The records are to be restated in their entirety, word for word.
>> Begin
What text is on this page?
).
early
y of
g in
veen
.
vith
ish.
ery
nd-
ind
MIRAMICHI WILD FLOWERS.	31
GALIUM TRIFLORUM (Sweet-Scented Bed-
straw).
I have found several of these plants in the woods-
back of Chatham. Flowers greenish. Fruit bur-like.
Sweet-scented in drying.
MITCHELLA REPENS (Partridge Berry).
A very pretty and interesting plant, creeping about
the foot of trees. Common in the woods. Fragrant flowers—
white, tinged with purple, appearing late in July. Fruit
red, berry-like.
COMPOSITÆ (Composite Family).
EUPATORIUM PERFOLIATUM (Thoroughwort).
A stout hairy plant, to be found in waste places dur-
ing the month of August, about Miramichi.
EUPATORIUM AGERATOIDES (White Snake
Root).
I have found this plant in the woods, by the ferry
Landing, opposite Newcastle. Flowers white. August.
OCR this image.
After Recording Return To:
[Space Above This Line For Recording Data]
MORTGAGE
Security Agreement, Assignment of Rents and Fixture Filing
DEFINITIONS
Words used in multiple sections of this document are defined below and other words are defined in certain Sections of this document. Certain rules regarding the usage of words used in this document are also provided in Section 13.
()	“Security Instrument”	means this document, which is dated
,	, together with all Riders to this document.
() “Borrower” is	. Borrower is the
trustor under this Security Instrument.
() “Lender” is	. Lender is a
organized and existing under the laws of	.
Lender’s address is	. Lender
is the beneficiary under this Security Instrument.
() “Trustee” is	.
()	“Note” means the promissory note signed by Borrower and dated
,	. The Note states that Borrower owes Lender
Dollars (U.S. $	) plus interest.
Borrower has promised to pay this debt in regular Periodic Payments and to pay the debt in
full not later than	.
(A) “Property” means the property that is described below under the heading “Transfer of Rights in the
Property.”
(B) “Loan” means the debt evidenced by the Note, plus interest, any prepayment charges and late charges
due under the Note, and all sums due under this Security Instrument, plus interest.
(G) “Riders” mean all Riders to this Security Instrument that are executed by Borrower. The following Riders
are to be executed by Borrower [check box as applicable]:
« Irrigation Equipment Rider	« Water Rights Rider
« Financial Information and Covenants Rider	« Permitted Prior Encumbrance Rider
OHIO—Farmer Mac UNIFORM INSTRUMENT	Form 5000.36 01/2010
>> End
● Task answer
What text is on this page?
).
early
y of
g in
veen
.
vith
ish.
ery
nd-
ind
MIRAMICHI WILD FLOWERS.	31
GALIUM TRIFLORUM (Sweet-Scented Bed-
straw).
I have found several of these plants in the woods-
back of Chatham. Flowers greenish. Fruit bur-like.
Sweet-scented in drying.
MITCHELLA REPENS (Partridge Berry).
A very pretty and interesting plant, creeping about
the foot of trees. Common in the woods. Fragrant flowers—
white, tinged with purple, appearing late in July. Fruit
red, berry-like.
COMPOSITÆ (Composite Family).
EUPATORIUM PERFOLIATUM (Thoroughwort).
A stout hairy plant, to be found in waste places dur-
ing the month of August, about Miramichi.
EUPATORIUM AGERATOIDES (White Snake
Root).
I have found this plant in the woods, by the ferry
Landing, opposite Newcastle. Flowers white. August.
OCR this image.
After Recording Return To:
[Space Above This Line For Recording Data]
MORTGAGE
Security Agreement, Assignment of Rents and Fixture Filing
DEFINITIONS
Words used in multiple sections of this document are defined below and other words are defined in certain Sections of this document. Certain rules regarding the usage of words used in this document are also provided in Section 13.
()	“Security Instrument”	means this document, which is dated
,	, together with all Riders to this document.
() “Borrower” is	. Borrower is the
trustor under this Security Instrument.
() “Lender” is	. Lender is a
organized and existing under the laws of	.
Lender’s address is	. Lender
is the beneficiary under this Security Instrument.
() “Trustee” is	.
()	“Note” means the promissory note signed by Borrower and dated
,	. The Note states that Borrower owes Lender
Dollars (U.S. $	) plus interest.
Borrower has promised to pay this debt in regular Periodic Payments and to pay the debt in
full not later than	.
(A) “Property” means the property that is described below under the heading “Transfer of Rights in the
Property.”
(B) “Loan” means the debt evidenced by the Note, plus interest, any prepayment charges and late charges
due under the Note, and all sums due under this Security Instrument, plus interest.
(G) “Riders” mean all Riders to this Security Instrument that are executed by Borrower. The following Riders
are to be executed by Borrower [check box as applicable]:
« Irrigation Equipment Rider	« Water Rights Rider
« Financial Information and Covenants Rider	« Permitted Prior Encumbrance Rider
OHIO—Farmer Mac UNIFORM INSTRUMENT	Form 5000.36 01/2010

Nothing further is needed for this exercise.